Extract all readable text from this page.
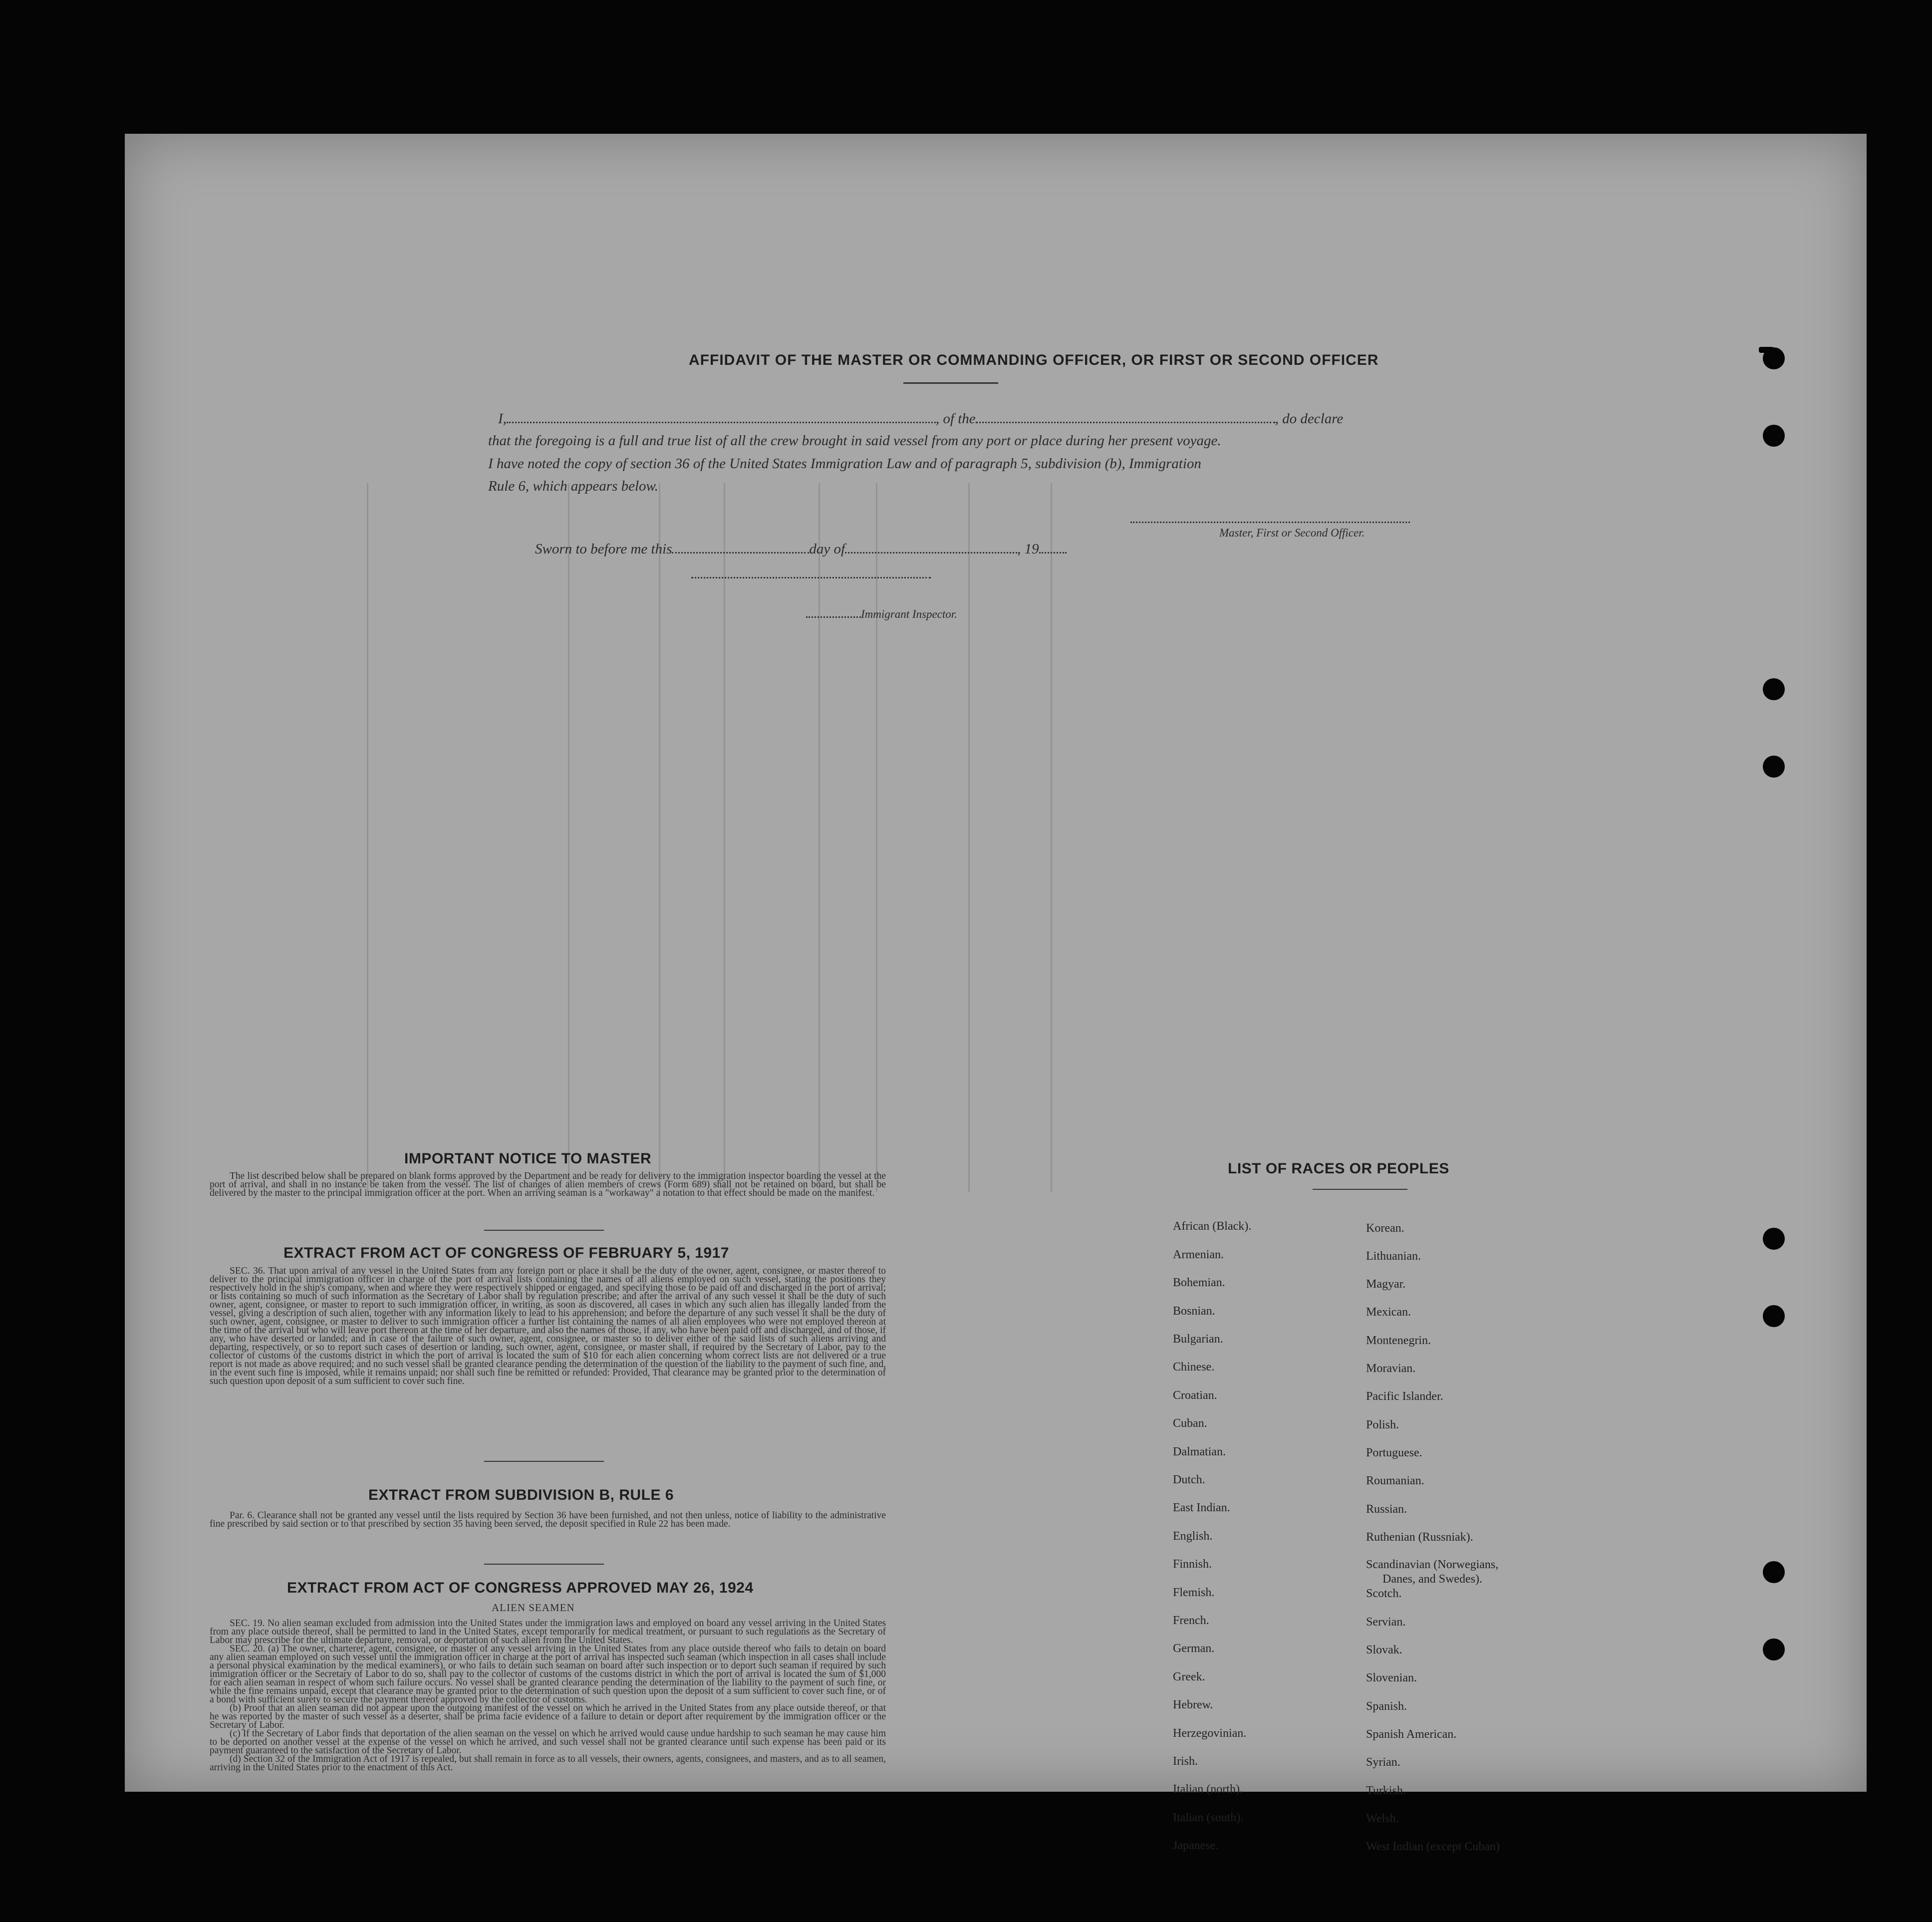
AFFIDAVIT OF THE MASTER OR COMMANDING OFFICER, OR FIRST OR SECOND OFFICER
I,	, of the	, do declare
that the foregoing is a full and true list of all the crew brought in said vessel from any port or place during her present voyage.
I have noted the copy of section 36 of the United States Immigration Law and of paragraph 5, subdivision (b), Immigration
Rule 6, which appears below.
Master, First or Second Officer.
Sworn to before me this	day of	, 19
Immigrant Inspector.
IMPORTANT NOTICE TO MASTER

The list described below shall be prepared on blank forms approved by the Department and be ready for delivery to the immigration inspector boarding the vessel at the port of arrival, and shall in no instance be taken from the vessel. The list of changes of alien members of crews (Form 689) shall not be retained on board, but shall be delivered by the master to the principal immigration officer at the port. When an arriving seaman is a "workaway" a notation to that effect should be made on the manifest.

EXTRACT FROM ACT OF CONGRESS OF FEBRUARY 5, 1917

SEC. 36. That upon arrival of any vessel in the United States from any foreign port or place it shall be the duty of the owner, agent, consignee, or master thereof to deliver to the principal immigration officer in charge of the port of arrival lists containing the names of all aliens employed on such vessel, stating the positions they respectively hold in the ship's company, when and where they were respectively shipped or engaged, and specifying those to be paid off and discharged in the port of arrival; or lists containing so much of such information as the Secretary of Labor shall by regulation prescribe; and after the arrival of any such vessel it shall be the duty of such owner, agent, consignee, or master to report to such immigration officer, in writing, as soon as discovered, all cases in which any such alien has illegally landed from the vessel, giving a description of such alien, together with any information likely to lead to his apprehension; and before the departure of any such vessel it shall be the duty of such owner, agent, consignee, or master to deliver to such immigration officer a further list containing the names of all alien employees who were not employed thereon at the time of the arrival but who will leave port thereon at the time of her departure, and also the names of those, if any, who have been paid off and discharged, and of those, if any, who have deserted or landed; and in case of the failure of such owner, agent, consignee, or master so to deliver either of the said lists of such aliens arriving and departing, respectively, or so to report such cases of desertion or landing, such owner, agent, consignee, or master shall, if required by the Secretary of Labor, pay to the collector of customs of the customs district in which the port of arrival is located the sum of $10 for each alien concerning whom correct lists are not delivered or a true report is not made as above required; and no such vessel shall be granted clearance pending the determination of the question of the liability to the payment of such fine, and, in the event such fine is imposed, while it remains unpaid; nor shall such fine be remitted or refunded: Provided, That clearance may be granted prior to the determination of such question upon deposit of a sum sufficient to cover such fine.

EXTRACT FROM SUBDIVISION B, RULE 6

Par. 6. Clearance shall not be granted any vessel until the lists required by Section 36 have been furnished, and not then unless, notice of liability to the administrative fine prescribed by said section or to that prescribed by section 35 having been served, the deposit specified in Rule 22 has been made.

EXTRACT FROM ACT OF CONGRESS APPROVED MAY 26, 1924
ALIEN SEAMEN

SEC. 19. No alien seaman excluded from admission into the United States under the immigration laws and employed on board any vessel arriving in the United States from any place outside thereof, shall be permitted to land in the United States, except temporarily for medical treatment, or pursuant to such regulations as the Secretary of Labor may prescribe for the ultimate departure, removal, or deportation of such alien from the United States.

SEC. 20. (a) The owner, charterer, agent, consignee, or master of any vessel arriving in the United States from any place outside thereof who fails to detain on board any alien seaman employed on such vessel until the immigration officer in charge at the port of arrival has inspected such seaman (which inspection in all cases shall include a personal physical examination by the medical examiners), or who fails to detain such seaman on board after such inspection or to deport such seaman if required by such immigration officer or the Secretary of Labor to do so, shall pay to the collector of customs of the customs district in which the port of arrival is located the sum of $1,000 for each alien seaman in respect of whom such failure occurs. No vessel shall be granted clearance pending the determination of the liability to the payment of such fine, or while the fine remains unpaid, except that clearance may be granted prior to the determination of such question upon the deposit of a sum sufficient to cover such fine, or of a bond with sufficient surety to secure the payment thereof approved by the collector of customs.

(b) Proof that an alien seaman did not appear upon the outgoing manifest of the vessel on which he arrived in the United States from any place outside thereof, or that he was reported by the master of such vessel as a deserter, shall be prima facie evidence of a failure to detain or deport after requirement by the immigration officer or the Secretary of Labor.

(c) If the Secretary of Labor finds that deportation of the alien seaman on the vessel on which he arrived would cause undue hardship to such seaman he may cause him to be deported on another vessel at the expense of the vessel on which he arrived, and such vessel shall not be granted clearance until such expense has been paid or its payment guaranteed to the satisfaction of the Secretary of Labor.

(d) Section 32 of the Immigration Act of 1917 is repealed, but shall remain in force as to all vessels, their owners, agents, consignees, and masters, and as to all seamen, arriving in the United States prior to the enactment of this Act.

LIST OF RACES OR PEOPLES
African (Black).
Armenian.
Bohemian.
Bosnian.
Bulgarian.
Chinese.
Croatian.
Cuban.
Dalmatian.
Dutch.
East Indian.
English.
Finnish.
Flemish.
French.
German.
Greek.
Hebrew.
Herzegovinian.
Irish.
Italian (north).
Italian (south).
Japanese.
Korean.
Lithuanian.
Magyar.
Mexican.
Montenegrin.
Moravian.
Pacific Islander.
Polish.
Portuguese.
Roumanian.
Russian.
Ruthenian (Russniak).
Scandinavian (Norwegians,
Danes, and Swedes).
Scotch.
Servian.
Slovak.
Slovenian.
Spanish.
Spanish American.
Syrian.
Turkish.
Welsh.
West Indian (except Cuban)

# TASK BRIEF:
Give an exact copy of the material, leaving out every picture.

# EXERCISE RESULT:
Extract all readable text from this page.
AFFIDAVIT OF THE MASTER OR COMMANDING OFFICER, OR FIRST OR SECOND OFFICER
I,	, of the	, do declare
that the foregoing is a full and true list of all the crew brought in said vessel from any port or place during her present voyage.
I have noted the copy of section 36 of the United States Immigration Law and of paragraph 5, subdivision (b), Immigration
Rule 6, which appears below.
Master, First or Second Officer.
Sworn to before me this	day of	, 19
Immigrant Inspector.
IMPORTANT NOTICE TO MASTER

The list described below shall be prepared on blank forms approved by the Department and be ready for delivery to the immigration inspector boarding the vessel at the port of arrival, and shall in no instance be taken from the vessel. The list of changes of alien members of crews (Form 689) shall not be retained on board, but shall be delivered by the master to the principal immigration officer at the port. When an arriving seaman is a "workaway" a notation to that effect should be made on the manifest.

EXTRACT FROM ACT OF CONGRESS OF FEBRUARY 5, 1917

SEC. 36. That upon arrival of any vessel in the United States from any foreign port or place it shall be the duty of the owner, agent, consignee, or master thereof to deliver to the principal immigration officer in charge of the port of arrival lists containing the names of all aliens employed on such vessel, stating the positions they respectively hold in the ship's company, when and where they were respectively shipped or engaged, and specifying those to be paid off and discharged in the port of arrival; or lists containing so much of such information as the Secretary of Labor shall by regulation prescribe; and after the arrival of any such vessel it shall be the duty of such owner, agent, consignee, or master to report to such immigration officer, in writing, as soon as discovered, all cases in which any such alien has illegally landed from the vessel, giving a description of such alien, together with any information likely to lead to his apprehension; and before the departure of any such vessel it shall be the duty of such owner, agent, consignee, or master to deliver to such immigration officer a further list containing the names of all alien employees who were not employed thereon at the time of the arrival but who will leave port thereon at the time of her departure, and also the names of those, if any, who have been paid off and discharged, and of those, if any, who have deserted or landed; and in case of the failure of such owner, agent, consignee, or master so to deliver either of the said lists of such aliens arriving and departing, respectively, or so to report such cases of desertion or landing, such owner, agent, consignee, or master shall, if required by the Secretary of Labor, pay to the collector of customs of the customs district in which the port of arrival is located the sum of $10 for each alien concerning whom correct lists are not delivered or a true report is not made as above required; and no such vessel shall be granted clearance pending the determination of the question of the liability to the payment of such fine, and, in the event such fine is imposed, while it remains unpaid; nor shall such fine be remitted or refunded: Provided, That clearance may be granted prior to the determination of such question upon deposit of a sum sufficient to cover such fine.

EXTRACT FROM SUBDIVISION B, RULE 6

Par. 6. Clearance shall not be granted any vessel until the lists required by Section 36 have been furnished, and not then unless, notice of liability to the administrative fine prescribed by said section or to that prescribed by section 35 having been served, the deposit specified in Rule 22 has been made.

EXTRACT FROM ACT OF CONGRESS APPROVED MAY 26, 1924
ALIEN SEAMEN

SEC. 19. No alien seaman excluded from admission into the United States under the immigration laws and employed on board any vessel arriving in the United States from any place outside thereof, shall be permitted to land in the United States, except temporarily for medical treatment, or pursuant to such regulations as the Secretary of Labor may prescribe for the ultimate departure, removal, or deportation of such alien from the United States.

SEC. 20. (a) The owner, charterer, agent, consignee, or master of any vessel arriving in the United States from any place outside thereof who fails to detain on board any alien seaman employed on such vessel until the immigration officer in charge at the port of arrival has inspected such seaman (which inspection in all cases shall include a personal physical examination by the medical examiners), or who fails to detain such seaman on board after such inspection or to deport such seaman if required by such immigration officer or the Secretary of Labor to do so, shall pay to the collector of customs of the customs district in which the port of arrival is located the sum of $1,000 for each alien seaman in respect of whom such failure occurs. No vessel shall be granted clearance pending the determination of the liability to the payment of such fine, or while the fine remains unpaid, except that clearance may be granted prior to the determination of such question upon the deposit of a sum sufficient to cover such fine, or of a bond with sufficient surety to secure the payment thereof approved by the collector of customs.

(b) Proof that an alien seaman did not appear upon the outgoing manifest of the vessel on which he arrived in the United States from any place outside thereof, or that he was reported by the master of such vessel as a deserter, shall be prima facie evidence of a failure to detain or deport after requirement by the immigration officer or the Secretary of Labor.

(c) If the Secretary of Labor finds that deportation of the alien seaman on the vessel on which he arrived would cause undue hardship to such seaman he may cause him to be deported on another vessel at the expense of the vessel on which he arrived, and such vessel shall not be granted clearance until such expense has been paid or its payment guaranteed to the satisfaction of the Secretary of Labor.

(d) Section 32 of the Immigration Act of 1917 is repealed, but shall remain in force as to all vessels, their owners, agents, consignees, and masters, and as to all seamen, arriving in the United States prior to the enactment of this Act.

LIST OF RACES OR PEOPLES
African (Black).
Armenian.
Bohemian.
Bosnian.
Bulgarian.
Chinese.
Croatian.
Cuban.
Dalmatian.
Dutch.
East Indian.
English.
Finnish.
Flemish.
French.
German.
Greek.
Hebrew.
Herzegovinian.
Irish.
Italian (north).
Italian (south).
Japanese.
Korean.
Lithuanian.
Magyar.
Mexican.
Montenegrin.
Moravian.
Pacific Islander.
Polish.
Portuguese.
Roumanian.
Russian.
Ruthenian (Russniak).
Scandinavian (Norwegians,
Danes, and Swedes).
Scotch.
Servian.
Slovak.
Slovenian.
Spanish.
Spanish American.
Syrian.
Turkish.
Welsh.
West Indian (except Cuban)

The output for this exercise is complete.